▽

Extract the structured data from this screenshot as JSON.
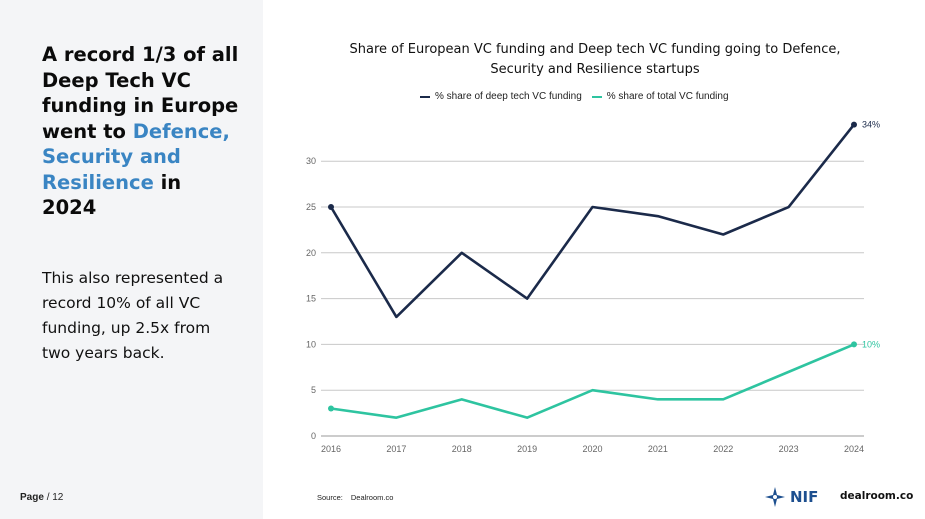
{
  "headline": {
    "part1": "A record 1/3 of all Deep Tech VC funding in Europe went to ",
    "highlight": "Defence, Security and Resilience",
    "part2": " in 2024"
  },
  "subtext": "This also represented a record 10% of all VC funding, up 2.5x from two years back.",
  "footer": {
    "page_prefix": "Page",
    "page_suffix": "/ 12",
    "source_label": "Source:",
    "source_value": "Dealroom.co",
    "nif_label": "NIF",
    "dealroom_label": "dealroom.co"
  },
  "colors": {
    "accent": "#3a85c3",
    "deep_tech_series": "#1b2a4a",
    "total_series": "#2ec4a0",
    "grid": "#c8c8c8",
    "left_panel_bg": "#f4f5f7"
  },
  "chart_data": {
    "type": "line",
    "title": "Share of European VC funding and Deep tech VC funding  going to Defence, Security and Resilience startups",
    "xlabel": "",
    "ylabel": "",
    "x": [
      "2016",
      "2017",
      "2018",
      "2019",
      "2020",
      "2021",
      "2022",
      "2023",
      "2024"
    ],
    "yticks": [
      0,
      5,
      10,
      15,
      20,
      25,
      30
    ],
    "ylim": [
      0,
      35
    ],
    "grid": true,
    "legend_position": "top",
    "series": [
      {
        "name": "% share of deep tech VC funding",
        "values": [
          25,
          13,
          20,
          15,
          25,
          24,
          22,
          25,
          34
        ],
        "end_label": "34%",
        "color": "#1b2a4a"
      },
      {
        "name": "% share of total VC funding",
        "values": [
          3,
          2,
          4,
          2,
          5,
          4,
          4,
          7,
          10
        ],
        "end_label": "10%",
        "color": "#2ec4a0"
      }
    ]
  }
}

△

What to produce: Each line of the material that holds the string "funding" counts once; give the total alone.

Answer to this problem: 5